**EXERCISE DATA**
= = =

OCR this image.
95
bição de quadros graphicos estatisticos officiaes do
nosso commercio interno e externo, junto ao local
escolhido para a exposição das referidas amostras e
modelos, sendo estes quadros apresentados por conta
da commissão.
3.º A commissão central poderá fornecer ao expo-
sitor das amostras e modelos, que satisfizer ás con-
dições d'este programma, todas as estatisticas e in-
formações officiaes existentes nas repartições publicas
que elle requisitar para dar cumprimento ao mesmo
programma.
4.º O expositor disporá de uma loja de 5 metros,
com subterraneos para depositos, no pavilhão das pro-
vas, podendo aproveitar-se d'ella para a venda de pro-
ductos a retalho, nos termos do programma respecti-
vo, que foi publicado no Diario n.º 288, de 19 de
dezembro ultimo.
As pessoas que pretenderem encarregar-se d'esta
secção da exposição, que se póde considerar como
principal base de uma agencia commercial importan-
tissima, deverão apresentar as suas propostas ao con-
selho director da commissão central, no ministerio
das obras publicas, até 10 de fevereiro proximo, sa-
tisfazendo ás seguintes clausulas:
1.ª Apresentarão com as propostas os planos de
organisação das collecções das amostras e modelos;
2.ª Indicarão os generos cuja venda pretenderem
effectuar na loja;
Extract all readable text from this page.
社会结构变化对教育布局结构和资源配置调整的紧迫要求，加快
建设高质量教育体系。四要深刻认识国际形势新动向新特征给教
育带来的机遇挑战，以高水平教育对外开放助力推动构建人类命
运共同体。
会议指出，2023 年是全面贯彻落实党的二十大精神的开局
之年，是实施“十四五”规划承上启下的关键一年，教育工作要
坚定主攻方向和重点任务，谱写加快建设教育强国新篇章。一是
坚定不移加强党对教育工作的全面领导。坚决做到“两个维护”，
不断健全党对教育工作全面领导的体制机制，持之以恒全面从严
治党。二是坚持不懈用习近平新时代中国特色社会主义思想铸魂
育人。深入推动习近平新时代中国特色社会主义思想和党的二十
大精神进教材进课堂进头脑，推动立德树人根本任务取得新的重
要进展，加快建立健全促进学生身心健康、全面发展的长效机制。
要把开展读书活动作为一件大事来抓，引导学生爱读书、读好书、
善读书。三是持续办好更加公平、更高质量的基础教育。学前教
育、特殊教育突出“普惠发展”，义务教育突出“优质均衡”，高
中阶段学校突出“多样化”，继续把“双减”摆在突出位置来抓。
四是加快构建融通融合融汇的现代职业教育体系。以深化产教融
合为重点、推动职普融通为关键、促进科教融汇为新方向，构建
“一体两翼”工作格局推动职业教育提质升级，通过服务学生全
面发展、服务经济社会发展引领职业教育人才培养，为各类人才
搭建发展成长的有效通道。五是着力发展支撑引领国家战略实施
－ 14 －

= = =

**SET EXERCISE**
Output each record precisely as given.

**OUTPUT**
OCR this image.
95
bição de quadros graphicos estatisticos officiaes do
nosso commercio interno e externo, junto ao local
escolhido para a exposição das referidas amostras e
modelos, sendo estes quadros apresentados por conta
da commissão.
3.º A commissão central poderá fornecer ao expo-
sitor das amostras e modelos, que satisfizer ás con-
dições d'este programma, todas as estatisticas e in-
formações officiaes existentes nas repartições publicas
que elle requisitar para dar cumprimento ao mesmo
programma.
4.º O expositor disporá de uma loja de 5 metros,
com subterraneos para depositos, no pavilhão das pro-
vas, podendo aproveitar-se d'ella para a venda de pro-
ductos a retalho, nos termos do programma respecti-
vo, que foi publicado no Diario n.º 288, de 19 de
dezembro ultimo.
As pessoas que pretenderem encarregar-se d'esta
secção da exposição, que se póde considerar como
principal base de uma agencia commercial importan-
tissima, deverão apresentar as suas propostas ao con-
selho director da commissão central, no ministerio
das obras publicas, até 10 de fevereiro proximo, sa-
tisfazendo ás seguintes clausulas:
1.ª Apresentarão com as propostas os planos de
organisação das collecções das amostras e modelos;
2.ª Indicarão os generos cuja venda pretenderem
effectuar na loja;
Extract all readable text from this page.
社会结构变化对教育布局结构和资源配置调整的紧迫要求，加快
建设高质量教育体系。四要深刻认识国际形势新动向新特征给教
育带来的机遇挑战，以高水平教育对外开放助力推动构建人类命
运共同体。
会议指出，2023 年是全面贯彻落实党的二十大精神的开局
之年，是实施“十四五”规划承上启下的关键一年，教育工作要
坚定主攻方向和重点任务，谱写加快建设教育强国新篇章。一是
坚定不移加强党对教育工作的全面领导。坚决做到“两个维护”，
不断健全党对教育工作全面领导的体制机制，持之以恒全面从严
治党。二是坚持不懈用习近平新时代中国特色社会主义思想铸魂
育人。深入推动习近平新时代中国特色社会主义思想和党的二十
大精神进教材进课堂进头脑，推动立德树人根本任务取得新的重
要进展，加快建立健全促进学生身心健康、全面发展的长效机制。
要把开展读书活动作为一件大事来抓，引导学生爱读书、读好书、
善读书。三是持续办好更加公平、更高质量的基础教育。学前教
育、特殊教育突出“普惠发展”，义务教育突出“优质均衡”，高
中阶段学校突出“多样化”，继续把“双减”摆在突出位置来抓。
四是加快构建融通融合融汇的现代职业教育体系。以深化产教融
合为重点、推动职普融通为关键、促进科教融汇为新方向，构建
“一体两翼”工作格局推动职业教育提质升级，通过服务学生全
面发展、服务经济社会发展引领职业教育人才培养，为各类人才
搭建发展成长的有效通道。五是着力发展支撑引领国家战略实施
－ 14 －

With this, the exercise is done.